Segment Start: Record extracts

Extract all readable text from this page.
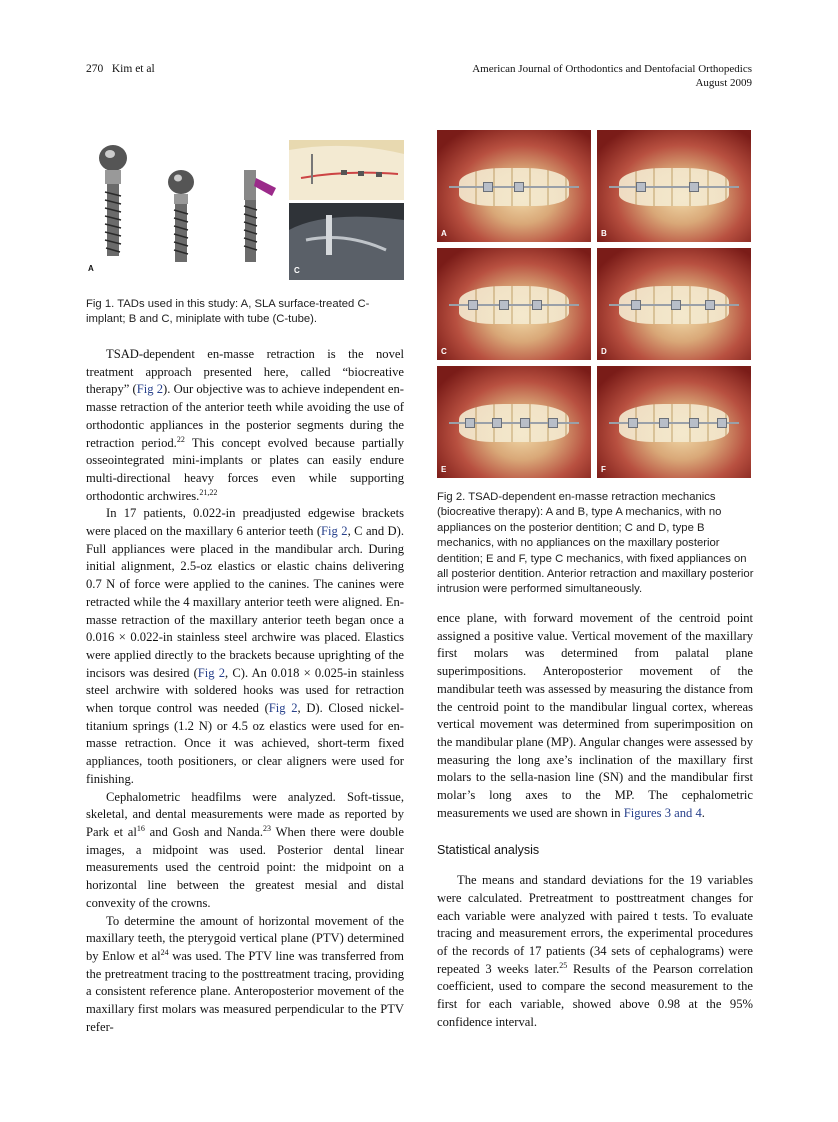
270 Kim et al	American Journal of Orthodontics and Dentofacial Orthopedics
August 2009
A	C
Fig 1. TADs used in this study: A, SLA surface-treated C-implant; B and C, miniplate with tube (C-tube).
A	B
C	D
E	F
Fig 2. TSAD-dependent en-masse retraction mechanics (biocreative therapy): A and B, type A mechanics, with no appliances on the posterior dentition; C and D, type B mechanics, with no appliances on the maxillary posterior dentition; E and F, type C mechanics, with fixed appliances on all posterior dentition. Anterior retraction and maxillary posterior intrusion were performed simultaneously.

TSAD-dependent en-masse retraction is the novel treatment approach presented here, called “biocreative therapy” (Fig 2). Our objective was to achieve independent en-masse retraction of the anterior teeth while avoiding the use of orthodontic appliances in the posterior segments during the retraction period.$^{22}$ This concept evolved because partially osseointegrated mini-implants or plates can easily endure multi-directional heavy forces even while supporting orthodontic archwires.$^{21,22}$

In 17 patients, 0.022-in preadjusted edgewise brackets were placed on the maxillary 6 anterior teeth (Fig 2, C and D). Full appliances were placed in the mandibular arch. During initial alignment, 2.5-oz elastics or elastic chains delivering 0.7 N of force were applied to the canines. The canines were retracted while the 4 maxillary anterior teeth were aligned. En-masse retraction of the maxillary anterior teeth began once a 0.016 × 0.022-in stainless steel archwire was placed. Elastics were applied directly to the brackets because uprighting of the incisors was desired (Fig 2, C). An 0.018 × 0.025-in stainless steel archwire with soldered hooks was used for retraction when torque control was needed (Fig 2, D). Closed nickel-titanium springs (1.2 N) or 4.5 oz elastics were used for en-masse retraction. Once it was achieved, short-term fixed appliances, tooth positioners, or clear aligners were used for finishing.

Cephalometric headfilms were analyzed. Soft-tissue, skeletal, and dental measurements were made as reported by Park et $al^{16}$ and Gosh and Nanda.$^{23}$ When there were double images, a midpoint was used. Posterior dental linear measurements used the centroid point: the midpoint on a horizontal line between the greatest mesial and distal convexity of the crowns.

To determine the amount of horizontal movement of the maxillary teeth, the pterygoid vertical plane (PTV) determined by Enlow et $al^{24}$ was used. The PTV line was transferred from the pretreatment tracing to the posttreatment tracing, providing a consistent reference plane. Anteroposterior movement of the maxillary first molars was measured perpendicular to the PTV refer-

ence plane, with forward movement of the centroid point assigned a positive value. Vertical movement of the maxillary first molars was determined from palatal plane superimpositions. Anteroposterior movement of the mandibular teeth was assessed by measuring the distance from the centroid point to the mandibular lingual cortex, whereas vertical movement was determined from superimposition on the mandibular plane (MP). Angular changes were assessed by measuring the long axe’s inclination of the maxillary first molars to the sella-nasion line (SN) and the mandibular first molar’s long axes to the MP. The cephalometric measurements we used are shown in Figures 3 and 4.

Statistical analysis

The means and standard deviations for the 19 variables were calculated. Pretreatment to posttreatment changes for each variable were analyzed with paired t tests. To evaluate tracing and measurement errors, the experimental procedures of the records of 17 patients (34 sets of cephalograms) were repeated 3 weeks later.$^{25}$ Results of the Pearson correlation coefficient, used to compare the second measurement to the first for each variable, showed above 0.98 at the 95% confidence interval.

Segment End: Record extracts

▸ What the task requires
Your answer must be the count of lines in the data that contain "therapy", with no added words.

▸ Output
2